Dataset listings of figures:
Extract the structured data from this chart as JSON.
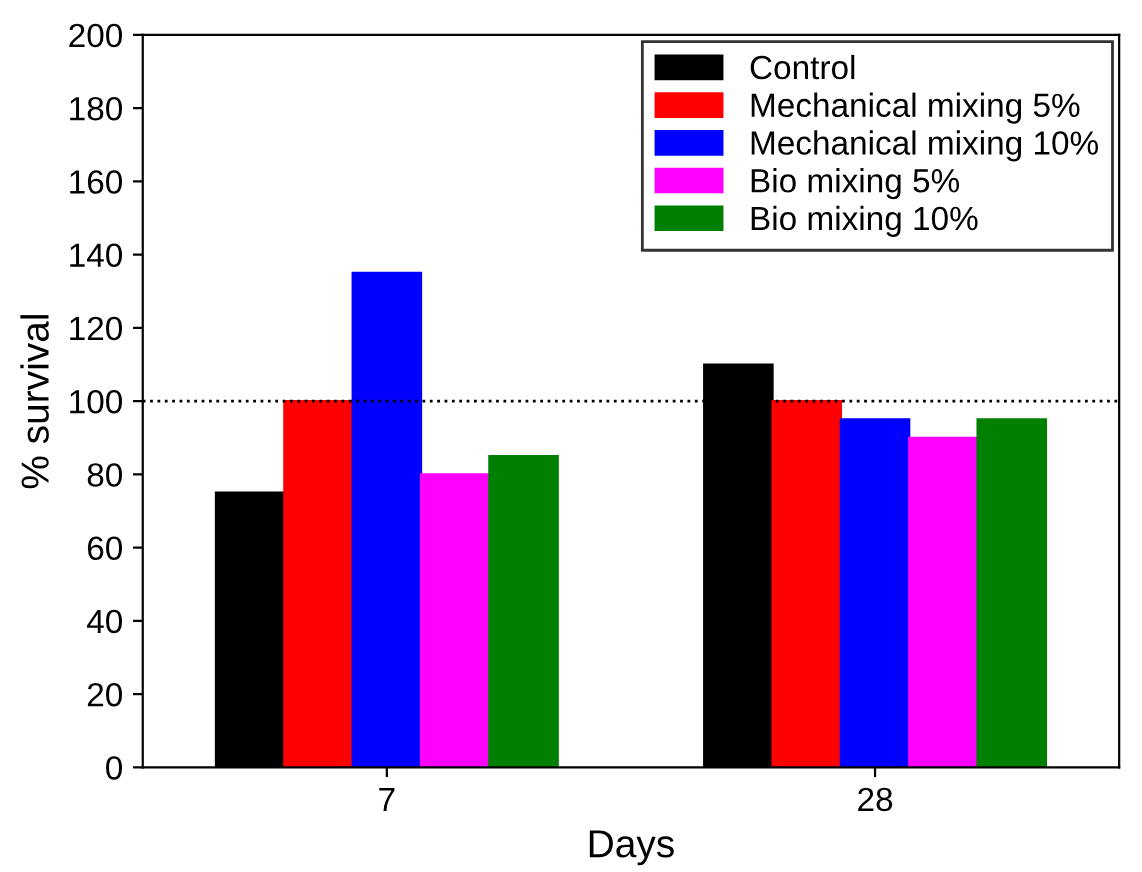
{
  "chart_data": {
    "type": "bar",
    "xlabel": "Days",
    "ylabel": "% survival",
    "categories": [
      "7",
      "28"
    ],
    "series": [
      {
        "name": "Control",
        "color": "#000000",
        "values": [
          75,
          110
        ]
      },
      {
        "name": "Mechanical mixing 5%",
        "color": "#ff0000",
        "values": [
          100,
          100
        ]
      },
      {
        "name": "Mechanical mixing 10%",
        "color": "#0000ff",
        "values": [
          135,
          95
        ]
      },
      {
        "name": "Bio mixing 5%",
        "color": "#ff00ff",
        "values": [
          80,
          90
        ]
      },
      {
        "name": "Bio mixing 10%",
        "color": "#008000",
        "values": [
          85,
          95
        ]
      }
    ],
    "ylim": [
      0,
      200
    ],
    "yticks": [
      0,
      20,
      40,
      60,
      80,
      100,
      120,
      140,
      160,
      180,
      200
    ],
    "ref_lines": [
      {
        "axis": "y",
        "value": 100,
        "label": null,
        "color": "#000000",
        "line_style": "dotted"
      }
    ],
    "legend": "top right",
    "grid": false
  }
}
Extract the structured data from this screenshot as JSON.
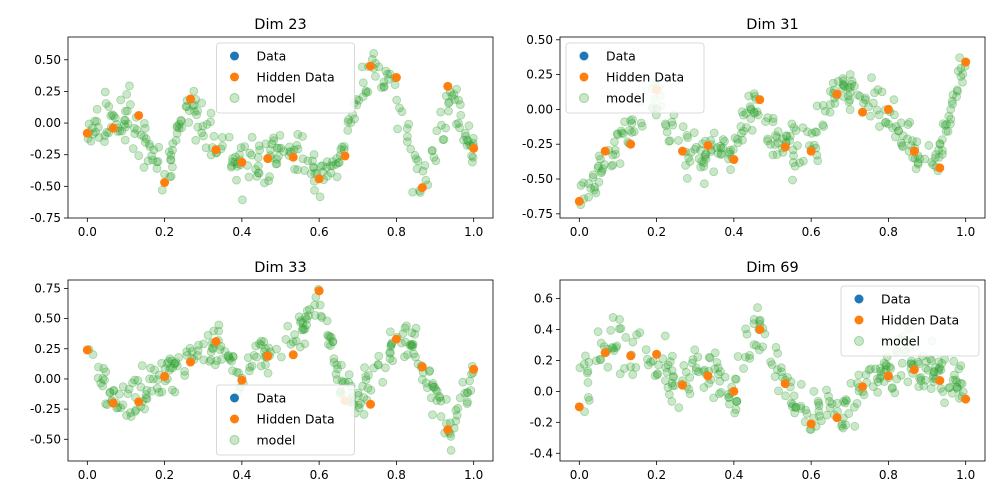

What is asked: Wherever "this" shows up in a line, copy that line.

Written reply:
Extract the structured data from this chart as JSON.
Extract the structured data from this screenshot as JSON.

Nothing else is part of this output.